Turn the items from their first line through the line containing "memory-word[interactable]: 0014BA7A (1081, 406, 1134, 421)", both ends included, into a numbered list, leaving out any blank lines.

:: Dataset ::

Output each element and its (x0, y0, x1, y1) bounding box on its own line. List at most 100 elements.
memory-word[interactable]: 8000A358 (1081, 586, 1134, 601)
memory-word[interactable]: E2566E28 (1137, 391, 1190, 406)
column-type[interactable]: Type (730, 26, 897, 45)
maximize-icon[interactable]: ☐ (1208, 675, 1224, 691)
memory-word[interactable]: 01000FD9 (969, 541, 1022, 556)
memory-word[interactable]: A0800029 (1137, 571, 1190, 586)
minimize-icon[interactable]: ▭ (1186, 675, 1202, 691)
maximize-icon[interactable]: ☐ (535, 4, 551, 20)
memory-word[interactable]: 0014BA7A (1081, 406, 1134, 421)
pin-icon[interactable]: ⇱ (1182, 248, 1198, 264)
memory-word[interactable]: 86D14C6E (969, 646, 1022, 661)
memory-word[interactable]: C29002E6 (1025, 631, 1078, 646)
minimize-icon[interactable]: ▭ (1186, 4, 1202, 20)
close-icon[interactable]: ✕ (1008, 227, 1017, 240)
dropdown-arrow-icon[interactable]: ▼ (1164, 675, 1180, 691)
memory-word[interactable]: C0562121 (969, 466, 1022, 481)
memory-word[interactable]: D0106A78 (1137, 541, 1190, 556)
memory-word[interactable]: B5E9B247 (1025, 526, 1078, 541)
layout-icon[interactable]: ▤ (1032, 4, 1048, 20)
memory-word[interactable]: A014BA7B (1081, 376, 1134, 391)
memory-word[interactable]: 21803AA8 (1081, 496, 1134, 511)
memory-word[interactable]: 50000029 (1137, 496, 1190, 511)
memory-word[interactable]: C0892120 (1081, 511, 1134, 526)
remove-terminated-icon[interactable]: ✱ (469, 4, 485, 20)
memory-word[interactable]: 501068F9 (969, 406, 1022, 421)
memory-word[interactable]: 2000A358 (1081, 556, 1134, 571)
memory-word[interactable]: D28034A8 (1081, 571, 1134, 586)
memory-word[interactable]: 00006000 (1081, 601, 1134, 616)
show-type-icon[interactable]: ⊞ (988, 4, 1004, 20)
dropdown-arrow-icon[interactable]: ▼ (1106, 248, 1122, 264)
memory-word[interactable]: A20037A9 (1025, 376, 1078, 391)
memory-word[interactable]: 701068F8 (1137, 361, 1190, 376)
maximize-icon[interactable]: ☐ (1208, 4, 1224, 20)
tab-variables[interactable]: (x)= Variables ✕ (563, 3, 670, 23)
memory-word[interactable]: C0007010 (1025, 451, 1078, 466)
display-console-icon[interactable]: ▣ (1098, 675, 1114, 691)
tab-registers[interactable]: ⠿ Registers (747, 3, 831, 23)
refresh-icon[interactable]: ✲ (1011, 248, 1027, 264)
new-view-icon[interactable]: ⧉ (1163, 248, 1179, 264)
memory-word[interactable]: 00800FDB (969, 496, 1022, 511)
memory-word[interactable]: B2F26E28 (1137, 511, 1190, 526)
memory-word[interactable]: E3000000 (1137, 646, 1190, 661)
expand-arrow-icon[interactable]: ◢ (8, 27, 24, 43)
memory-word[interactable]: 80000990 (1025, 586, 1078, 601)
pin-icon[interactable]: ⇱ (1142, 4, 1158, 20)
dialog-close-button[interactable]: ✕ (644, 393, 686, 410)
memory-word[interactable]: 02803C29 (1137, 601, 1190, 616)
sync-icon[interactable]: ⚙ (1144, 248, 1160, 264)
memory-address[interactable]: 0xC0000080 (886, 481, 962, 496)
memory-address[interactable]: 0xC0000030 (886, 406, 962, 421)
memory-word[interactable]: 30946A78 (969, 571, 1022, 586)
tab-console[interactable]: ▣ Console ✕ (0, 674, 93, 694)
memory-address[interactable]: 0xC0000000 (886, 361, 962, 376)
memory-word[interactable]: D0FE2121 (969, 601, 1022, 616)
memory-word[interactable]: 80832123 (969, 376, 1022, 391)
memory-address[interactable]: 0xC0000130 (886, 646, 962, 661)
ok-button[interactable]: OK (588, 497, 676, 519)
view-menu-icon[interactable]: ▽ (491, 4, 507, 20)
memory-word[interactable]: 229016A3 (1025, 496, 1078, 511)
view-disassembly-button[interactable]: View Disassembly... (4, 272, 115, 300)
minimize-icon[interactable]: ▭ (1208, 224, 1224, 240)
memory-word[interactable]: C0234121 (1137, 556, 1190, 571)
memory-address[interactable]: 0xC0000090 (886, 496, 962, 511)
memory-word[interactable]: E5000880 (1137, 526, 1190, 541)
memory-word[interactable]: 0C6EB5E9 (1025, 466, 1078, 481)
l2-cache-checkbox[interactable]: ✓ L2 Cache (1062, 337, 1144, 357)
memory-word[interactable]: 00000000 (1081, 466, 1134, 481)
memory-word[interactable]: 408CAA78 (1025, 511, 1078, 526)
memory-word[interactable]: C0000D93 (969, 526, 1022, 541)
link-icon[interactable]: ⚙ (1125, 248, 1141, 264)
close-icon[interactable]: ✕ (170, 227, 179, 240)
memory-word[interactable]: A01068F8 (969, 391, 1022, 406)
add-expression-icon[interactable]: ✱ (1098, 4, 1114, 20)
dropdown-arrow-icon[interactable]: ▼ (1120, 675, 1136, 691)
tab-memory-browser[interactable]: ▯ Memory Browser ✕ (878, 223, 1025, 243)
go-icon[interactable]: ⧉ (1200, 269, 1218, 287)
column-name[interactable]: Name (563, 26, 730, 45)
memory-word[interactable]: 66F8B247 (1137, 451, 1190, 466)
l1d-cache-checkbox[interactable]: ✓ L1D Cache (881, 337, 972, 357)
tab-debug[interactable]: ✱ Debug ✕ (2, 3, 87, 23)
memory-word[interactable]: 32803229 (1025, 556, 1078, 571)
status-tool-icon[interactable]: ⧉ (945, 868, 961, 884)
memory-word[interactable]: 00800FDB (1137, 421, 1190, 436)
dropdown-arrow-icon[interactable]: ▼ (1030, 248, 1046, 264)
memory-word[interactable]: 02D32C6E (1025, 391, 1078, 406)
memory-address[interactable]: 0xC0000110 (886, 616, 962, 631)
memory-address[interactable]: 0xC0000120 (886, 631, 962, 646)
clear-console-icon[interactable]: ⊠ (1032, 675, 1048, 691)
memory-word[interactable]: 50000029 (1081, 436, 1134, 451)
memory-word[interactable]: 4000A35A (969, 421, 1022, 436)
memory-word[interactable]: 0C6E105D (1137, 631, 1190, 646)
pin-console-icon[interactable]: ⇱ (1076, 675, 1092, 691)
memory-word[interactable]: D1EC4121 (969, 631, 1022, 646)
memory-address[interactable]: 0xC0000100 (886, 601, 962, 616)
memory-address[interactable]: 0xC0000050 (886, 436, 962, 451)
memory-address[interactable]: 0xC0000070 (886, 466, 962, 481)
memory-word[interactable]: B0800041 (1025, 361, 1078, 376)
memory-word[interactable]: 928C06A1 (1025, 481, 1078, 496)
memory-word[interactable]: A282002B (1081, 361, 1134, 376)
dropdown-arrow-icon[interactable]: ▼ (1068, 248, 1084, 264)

:::

Full response:
1. Output each element and its (x0, y0, x1, y1) bounding box on its own line. List at most 100 elements.
2. memory-word[interactable]: 8000A358 (1081, 586, 1134, 601)
3. memory-word[interactable]: E2566E28 (1137, 391, 1190, 406)
4. column-type[interactable]: Type (730, 26, 897, 45)
5. maximize-icon[interactable]: ☐ (1208, 675, 1224, 691)
6. memory-word[interactable]: 01000FD9 (969, 541, 1022, 556)
7. memory-word[interactable]: A0800029 (1137, 571, 1190, 586)
8. minimize-icon[interactable]: ▭ (1186, 675, 1202, 691)
9. maximize-icon[interactable]: ☐ (535, 4, 551, 20)
10. memory-word[interactable]: 0014BA7A (1081, 406, 1134, 421)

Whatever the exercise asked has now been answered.